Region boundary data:
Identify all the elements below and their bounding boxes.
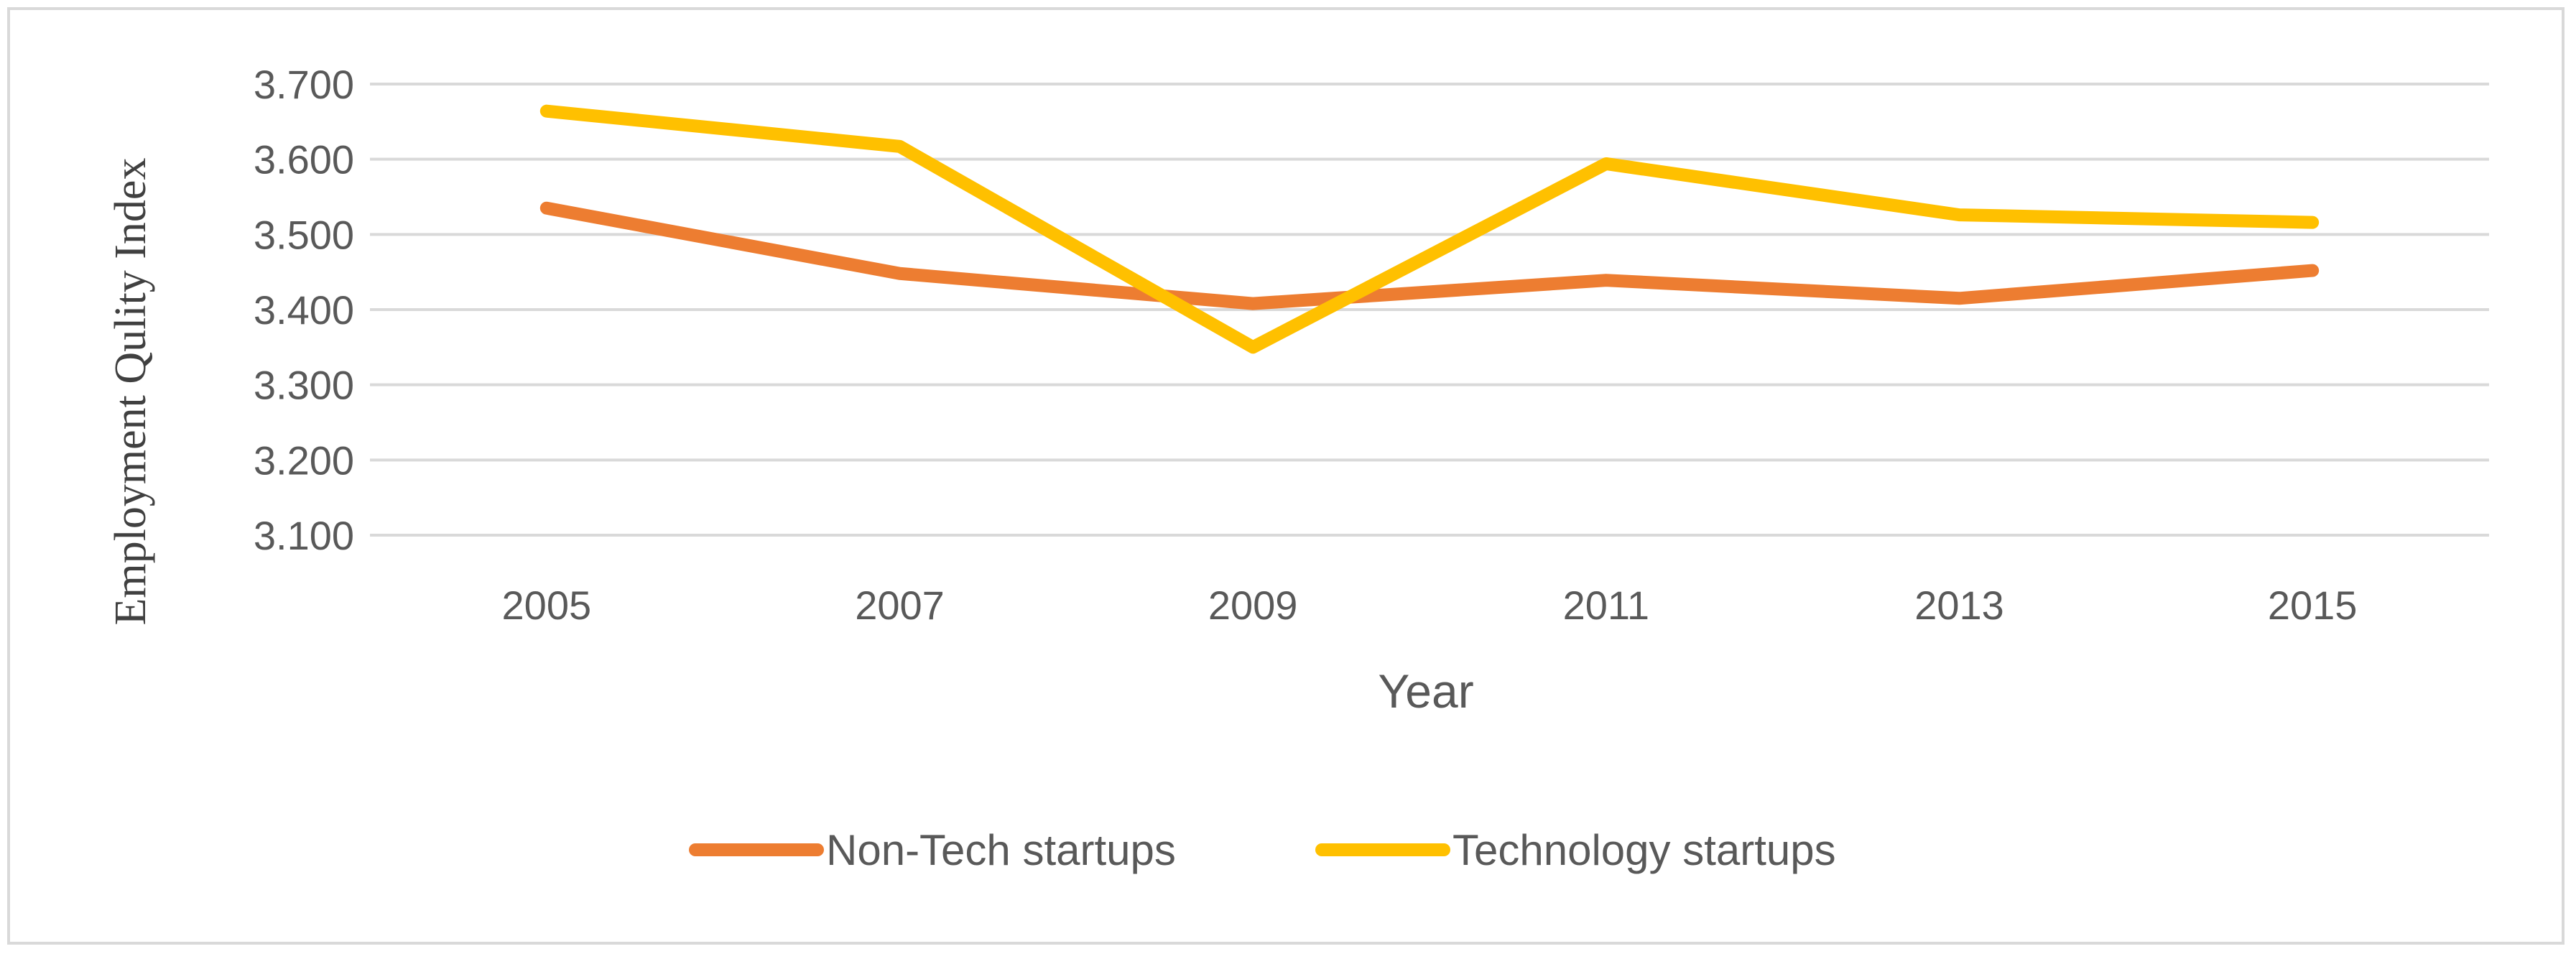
series-lines (539, 104, 2320, 354)
y-tick-label-1: 3.200 (254, 437, 354, 483)
y-tick-label-3: 3.400 (254, 287, 354, 333)
legend: Non-Tech startups Technology startups (689, 826, 1836, 874)
x-tick-labels: 2005 2007 2009 2011 2013 2015 (502, 583, 2358, 628)
x-tick-label-2005: 2005 (502, 583, 592, 628)
x-tick-label-2011: 2011 (1563, 583, 1649, 628)
y-tick-label-2: 3.300 (254, 363, 354, 408)
legend-label-technology: Technology startups (1453, 826, 1836, 874)
chart-frame (7, 7, 2565, 945)
legend-label-non-tech: Non-Tech startups (826, 826, 1176, 874)
y-tick-label-0: 3.100 (254, 513, 354, 558)
y-axis-title: Employment Qulity Index (106, 158, 155, 626)
x-tick-label-2009: 2009 (1208, 583, 1298, 628)
y-tick-label-4: 3.500 (254, 212, 354, 257)
y-tick-labels: 3.100 3.200 3.300 3.400 3.500 3.600 3.700 (254, 62, 354, 558)
y-tick-label-5: 3.600 (254, 137, 354, 182)
x-tick-label-2013: 2013 (1914, 583, 2004, 628)
series-line-0 (539, 201, 2320, 310)
x-axis-title: Year (1378, 664, 1473, 718)
y-tick-label-6: 3.700 (254, 62, 354, 107)
series-line-1 (539, 104, 2320, 354)
x-tick-label-2015: 2015 (2268, 583, 2358, 628)
x-tick-label-2007: 2007 (855, 583, 945, 628)
gridlines (370, 83, 2489, 537)
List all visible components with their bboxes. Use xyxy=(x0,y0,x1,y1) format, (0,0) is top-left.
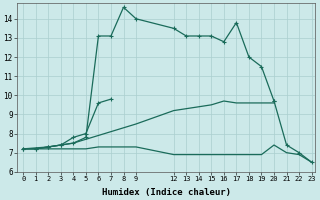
X-axis label: Humidex (Indice chaleur): Humidex (Indice chaleur) xyxy=(102,188,231,197)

(Exercise aim) Copy out every line of the listing above word for word, leaving out the pictures.

(Answer for the task)
Identify all the elements below and their bounding boxes.
series-lines (539, 104, 2320, 354)
y-tick-label-1: 3.200 (254, 437, 354, 483)
y-tick-label-3: 3.400 (254, 287, 354, 333)
legend: Non-Tech startups Technology startups (689, 826, 1836, 874)
x-tick-labels: 2005 2007 2009 2011 2013 2015 (502, 583, 2358, 628)
x-tick-label-2005: 2005 (502, 583, 592, 628)
x-tick-label-2011: 2011 (1563, 583, 1649, 628)
y-tick-label-2: 3.300 (254, 363, 354, 408)
legend-label-technology: Technology startups (1453, 826, 1836, 874)
chart-frame (7, 7, 2565, 945)
legend-label-non-tech: Non-Tech startups (826, 826, 1176, 874)
y-tick-label-0: 3.100 (254, 513, 354, 558)
y-axis-title: Employment Qulity Index (106, 158, 155, 626)
x-tick-label-2009: 2009 (1208, 583, 1298, 628)
y-tick-label-4: 3.500 (254, 212, 354, 257)
y-tick-labels: 3.100 3.200 3.300 3.400 3.500 3.600 3.700 (254, 62, 354, 558)
y-tick-label-5: 3.600 (254, 137, 354, 182)
x-tick-label-2013: 2013 (1914, 583, 2004, 628)
series-line-0 (539, 201, 2320, 310)
x-axis-title: Year (1378, 664, 1473, 718)
y-tick-label-6: 3.700 (254, 62, 354, 107)
series-line-1 (539, 104, 2320, 354)
x-tick-label-2015: 2015 (2268, 583, 2358, 628)
x-tick-label-2007: 2007 (855, 583, 945, 628)
gridlines (370, 83, 2489, 537)
List all visible components with their bboxes. Use xyxy=(x0,y0,x1,y1) format, (0,0) is top-left.
X-axis label: Humidex (Indice chaleur): Humidex (Indice chaleur) xyxy=(102,188,231,197)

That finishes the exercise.